(Entries from a dataset)
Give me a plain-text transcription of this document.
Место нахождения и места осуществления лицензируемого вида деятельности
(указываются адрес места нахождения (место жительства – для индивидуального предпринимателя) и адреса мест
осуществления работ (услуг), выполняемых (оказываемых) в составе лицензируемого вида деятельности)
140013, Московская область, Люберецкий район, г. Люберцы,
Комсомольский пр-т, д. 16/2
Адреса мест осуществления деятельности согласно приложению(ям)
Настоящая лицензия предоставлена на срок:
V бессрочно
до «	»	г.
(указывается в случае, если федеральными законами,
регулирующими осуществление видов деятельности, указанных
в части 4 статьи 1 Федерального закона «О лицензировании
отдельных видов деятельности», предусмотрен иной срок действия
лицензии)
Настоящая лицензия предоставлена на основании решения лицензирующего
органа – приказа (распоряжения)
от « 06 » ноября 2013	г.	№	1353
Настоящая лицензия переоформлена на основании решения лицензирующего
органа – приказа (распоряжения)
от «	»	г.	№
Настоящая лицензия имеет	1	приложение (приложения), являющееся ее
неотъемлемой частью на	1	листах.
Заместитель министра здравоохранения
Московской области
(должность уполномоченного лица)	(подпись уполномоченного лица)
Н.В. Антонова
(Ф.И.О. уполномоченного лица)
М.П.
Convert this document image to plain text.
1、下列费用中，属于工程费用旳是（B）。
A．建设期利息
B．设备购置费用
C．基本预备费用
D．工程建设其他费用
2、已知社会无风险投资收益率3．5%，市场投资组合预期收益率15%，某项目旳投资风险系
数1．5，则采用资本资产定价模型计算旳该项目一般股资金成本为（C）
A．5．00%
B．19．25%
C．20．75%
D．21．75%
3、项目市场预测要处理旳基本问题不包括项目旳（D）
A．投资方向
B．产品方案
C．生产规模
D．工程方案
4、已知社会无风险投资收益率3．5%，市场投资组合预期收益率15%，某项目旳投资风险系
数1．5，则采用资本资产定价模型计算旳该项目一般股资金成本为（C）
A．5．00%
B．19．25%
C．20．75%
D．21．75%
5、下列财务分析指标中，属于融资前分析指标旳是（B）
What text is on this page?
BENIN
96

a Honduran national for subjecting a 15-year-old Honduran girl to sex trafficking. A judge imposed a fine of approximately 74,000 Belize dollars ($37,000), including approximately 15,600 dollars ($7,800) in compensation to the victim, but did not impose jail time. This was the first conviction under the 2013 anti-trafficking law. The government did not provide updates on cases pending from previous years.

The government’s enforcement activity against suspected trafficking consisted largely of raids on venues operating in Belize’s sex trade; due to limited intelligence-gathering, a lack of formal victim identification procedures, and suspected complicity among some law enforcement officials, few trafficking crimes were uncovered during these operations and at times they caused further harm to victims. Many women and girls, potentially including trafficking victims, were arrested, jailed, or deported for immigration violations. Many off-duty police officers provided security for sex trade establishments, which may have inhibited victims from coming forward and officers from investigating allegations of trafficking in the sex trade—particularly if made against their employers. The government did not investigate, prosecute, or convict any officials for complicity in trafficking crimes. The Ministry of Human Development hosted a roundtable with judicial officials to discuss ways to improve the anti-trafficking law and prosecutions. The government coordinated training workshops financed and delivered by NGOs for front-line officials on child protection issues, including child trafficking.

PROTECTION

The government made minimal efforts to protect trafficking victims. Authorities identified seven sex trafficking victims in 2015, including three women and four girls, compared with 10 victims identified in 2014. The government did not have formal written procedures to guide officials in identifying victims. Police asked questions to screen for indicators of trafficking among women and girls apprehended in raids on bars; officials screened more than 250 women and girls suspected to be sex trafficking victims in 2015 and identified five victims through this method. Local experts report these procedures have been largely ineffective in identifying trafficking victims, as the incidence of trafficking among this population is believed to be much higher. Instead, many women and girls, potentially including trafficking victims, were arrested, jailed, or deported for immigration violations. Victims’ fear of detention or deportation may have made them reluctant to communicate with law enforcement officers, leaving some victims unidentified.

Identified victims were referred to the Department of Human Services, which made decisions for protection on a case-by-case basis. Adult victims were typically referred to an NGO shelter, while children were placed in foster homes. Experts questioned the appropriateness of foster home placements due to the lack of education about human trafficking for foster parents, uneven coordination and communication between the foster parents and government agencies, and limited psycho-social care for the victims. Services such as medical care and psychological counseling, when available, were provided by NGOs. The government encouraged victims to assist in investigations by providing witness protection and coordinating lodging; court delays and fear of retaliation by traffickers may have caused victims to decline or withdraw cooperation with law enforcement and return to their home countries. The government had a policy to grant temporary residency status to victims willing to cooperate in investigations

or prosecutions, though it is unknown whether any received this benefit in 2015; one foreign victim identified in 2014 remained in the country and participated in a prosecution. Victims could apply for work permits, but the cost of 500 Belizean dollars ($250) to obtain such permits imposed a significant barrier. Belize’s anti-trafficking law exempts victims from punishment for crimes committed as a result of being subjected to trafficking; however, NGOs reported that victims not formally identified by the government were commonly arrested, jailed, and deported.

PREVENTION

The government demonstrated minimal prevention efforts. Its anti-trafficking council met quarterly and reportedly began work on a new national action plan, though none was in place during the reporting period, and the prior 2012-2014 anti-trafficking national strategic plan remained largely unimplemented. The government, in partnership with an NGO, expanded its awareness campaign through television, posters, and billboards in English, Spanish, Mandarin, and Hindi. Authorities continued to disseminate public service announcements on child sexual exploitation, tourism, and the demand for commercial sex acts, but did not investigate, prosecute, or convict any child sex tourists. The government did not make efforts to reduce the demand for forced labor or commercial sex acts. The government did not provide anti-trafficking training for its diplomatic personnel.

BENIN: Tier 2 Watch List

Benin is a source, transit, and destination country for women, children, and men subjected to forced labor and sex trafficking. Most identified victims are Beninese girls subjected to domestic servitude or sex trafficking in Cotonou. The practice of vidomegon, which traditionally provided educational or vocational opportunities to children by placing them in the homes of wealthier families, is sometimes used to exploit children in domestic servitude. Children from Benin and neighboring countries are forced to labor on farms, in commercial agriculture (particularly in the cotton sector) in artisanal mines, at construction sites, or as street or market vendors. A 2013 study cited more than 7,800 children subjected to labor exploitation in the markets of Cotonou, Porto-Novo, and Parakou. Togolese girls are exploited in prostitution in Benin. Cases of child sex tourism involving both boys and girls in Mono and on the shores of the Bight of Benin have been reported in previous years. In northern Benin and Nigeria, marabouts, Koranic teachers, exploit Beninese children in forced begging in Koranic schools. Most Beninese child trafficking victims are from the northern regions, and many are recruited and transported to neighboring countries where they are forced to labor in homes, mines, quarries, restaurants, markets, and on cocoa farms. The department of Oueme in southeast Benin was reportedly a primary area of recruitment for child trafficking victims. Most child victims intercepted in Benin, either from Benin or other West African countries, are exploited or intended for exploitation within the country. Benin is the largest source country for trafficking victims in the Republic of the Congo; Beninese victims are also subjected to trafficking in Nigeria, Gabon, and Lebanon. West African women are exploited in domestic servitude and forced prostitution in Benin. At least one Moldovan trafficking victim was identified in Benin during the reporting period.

Directive:
Give an exact copy of all the data shown above.

Solution to the problem:
Give me a plain-text transcription of this document.
Место нахождения и места осуществления лицензируемого вида деятельности
(указываются адрес места нахождения (место жительства – для индивидуального предпринимателя) и адреса мест
осуществления работ (услуг), выполняемых (оказываемых) в составе лицензируемого вида деятельности)
140013, Московская область, Люберецкий район, г. Люберцы,
Комсомольский пр-т, д. 16/2
Адреса мест осуществления деятельности согласно приложению(ям)
Настоящая лицензия предоставлена на срок:
V бессрочно
до «	»	г.
(указывается в случае, если федеральными законами,
регулирующими осуществление видов деятельности, указанных
в части 4 статьи 1 Федерального закона «О лицензировании
отдельных видов деятельности», предусмотрен иной срок действия
лицензии)
Настоящая лицензия предоставлена на основании решения лицензирующего
органа – приказа (распоряжения)
от « 06 » ноября 2013	г.	№	1353
Настоящая лицензия переоформлена на основании решения лицензирующего
органа – приказа (распоряжения)
от «	»	г.	№
Настоящая лицензия имеет	1	приложение (приложения), являющееся ее
неотъемлемой частью на	1	листах.
Заместитель министра здравоохранения
Московской области
(должность уполномоченного лица)	(подпись уполномоченного лица)
Н.В. Антонова
(Ф.И.О. уполномоченного лица)
М.П.
Convert this document image to plain text.
1、下列费用中，属于工程费用旳是（B）。
A．建设期利息
B．设备购置费用
C．基本预备费用
D．工程建设其他费用
2、已知社会无风险投资收益率3．5%，市场投资组合预期收益率15%，某项目旳投资风险系
数1．5，则采用资本资产定价模型计算旳该项目一般股资金成本为（C）
A．5．00%
B．19．25%
C．20．75%
D．21．75%
3、项目市场预测要处理旳基本问题不包括项目旳（D）
A．投资方向
B．产品方案
C．生产规模
D．工程方案
4、已知社会无风险投资收益率3．5%，市场投资组合预期收益率15%，某项目旳投资风险系
数1．5，则采用资本资产定价模型计算旳该项目一般股资金成本为（C）
A．5．00%
B．19．25%
C．20．75%
D．21．75%
5、下列财务分析指标中，属于融资前分析指标旳是（B）
What text is on this page?
BENIN
96

a Honduran national for subjecting a 15-year-old Honduran girl to sex trafficking. A judge imposed a fine of approximately 74,000 Belize dollars ($37,000), including approximately 15,600 dollars ($7,800) in compensation to the victim, but did not impose jail time. This was the first conviction under the 2013 anti-trafficking law. The government did not provide updates on cases pending from previous years.

The government’s enforcement activity against suspected trafficking consisted largely of raids on venues operating in Belize’s sex trade; due to limited intelligence-gathering, a lack of formal victim identification procedures, and suspected complicity among some law enforcement officials, few trafficking crimes were uncovered during these operations and at times they caused further harm to victims. Many women and girls, potentially including trafficking victims, were arrested, jailed, or deported for immigration violations. Many off-duty police officers provided security for sex trade establishments, which may have inhibited victims from coming forward and officers from investigating allegations of trafficking in the sex trade—particularly if made against their employers. The government did not investigate, prosecute, or convict any officials for complicity in trafficking crimes. The Ministry of Human Development hosted a roundtable with judicial officials to discuss ways to improve the anti-trafficking law and prosecutions. The government coordinated training workshops financed and delivered by NGOs for front-line officials on child protection issues, including child trafficking.

PROTECTION

The government made minimal efforts to protect trafficking victims. Authorities identified seven sex trafficking victims in 2015, including three women and four girls, compared with 10 victims identified in 2014. The government did not have formal written procedures to guide officials in identifying victims. Police asked questions to screen for indicators of trafficking among women and girls apprehended in raids on bars; officials screened more than 250 women and girls suspected to be sex trafficking victims in 2015 and identified five victims through this method. Local experts report these procedures have been largely ineffective in identifying trafficking victims, as the incidence of trafficking among this population is believed to be much higher. Instead, many women and girls, potentially including trafficking victims, were arrested, jailed, or deported for immigration violations. Victims’ fear of detention or deportation may have made them reluctant to communicate with law enforcement officers, leaving some victims unidentified.

Identified victims were referred to the Department of Human Services, which made decisions for protection on a case-by-case basis. Adult victims were typically referred to an NGO shelter, while children were placed in foster homes. Experts questioned the appropriateness of foster home placements due to the lack of education about human trafficking for foster parents, uneven coordination and communication between the foster parents and government agencies, and limited psycho-social care for the victims. Services such as medical care and psychological counseling, when available, were provided by NGOs. The government encouraged victims to assist in investigations by providing witness protection and coordinating lodging; court delays and fear of retaliation by traffickers may have caused victims to decline or withdraw cooperation with law enforcement and return to their home countries. The government had a policy to grant temporary residency status to victims willing to cooperate in investigations

or prosecutions, though it is unknown whether any received this benefit in 2015; one foreign victim identified in 2014 remained in the country and participated in a prosecution. Victims could apply for work permits, but the cost of 500 Belizean dollars ($250) to obtain such permits imposed a significant barrier. Belize’s anti-trafficking law exempts victims from punishment for crimes committed as a result of being subjected to trafficking; however, NGOs reported that victims not formally identified by the government were commonly arrested, jailed, and deported.

PREVENTION

The government demonstrated minimal prevention efforts. Its anti-trafficking council met quarterly and reportedly began work on a new national action plan, though none was in place during the reporting period, and the prior 2012-2014 anti-trafficking national strategic plan remained largely unimplemented. The government, in partnership with an NGO, expanded its awareness campaign through television, posters, and billboards in English, Spanish, Mandarin, and Hindi. Authorities continued to disseminate public service announcements on child sexual exploitation, tourism, and the demand for commercial sex acts, but did not investigate, prosecute, or convict any child sex tourists. The government did not make efforts to reduce the demand for forced labor or commercial sex acts. The government did not provide anti-trafficking training for its diplomatic personnel.

BENIN: Tier 2 Watch List

Benin is a source, transit, and destination country for women, children, and men subjected to forced labor and sex trafficking. Most identified victims are Beninese girls subjected to domestic servitude or sex trafficking in Cotonou. The practice of vidomegon, which traditionally provided educational or vocational opportunities to children by placing them in the homes of wealthier families, is sometimes used to exploit children in domestic servitude. Children from Benin and neighboring countries are forced to labor on farms, in commercial agriculture (particularly in the cotton sector) in artisanal mines, at construction sites, or as street or market vendors. A 2013 study cited more than 7,800 children subjected to labor exploitation in the markets of Cotonou, Porto-Novo, and Parakou. Togolese girls are exploited in prostitution in Benin. Cases of child sex tourism involving both boys and girls in Mono and on the shores of the Bight of Benin have been reported in previous years. In northern Benin and Nigeria, marabouts, Koranic teachers, exploit Beninese children in forced begging in Koranic schools. Most Beninese child trafficking victims are from the northern regions, and many are recruited and transported to neighboring countries where they are forced to labor in homes, mines, quarries, restaurants, markets, and on cocoa farms. The department of Oueme in southeast Benin was reportedly a primary area of recruitment for child trafficking victims. Most child victims intercepted in Benin, either from Benin or other West African countries, are exploited or intended for exploitation within the country. Benin is the largest source country for trafficking victims in the Republic of the Congo; Beninese victims are also subjected to trafficking in Nigeria, Gabon, and Lebanon. West African women are exploited in domestic servitude and forced prostitution in Benin. At least one Moldovan trafficking victim was identified in Benin during the reporting period.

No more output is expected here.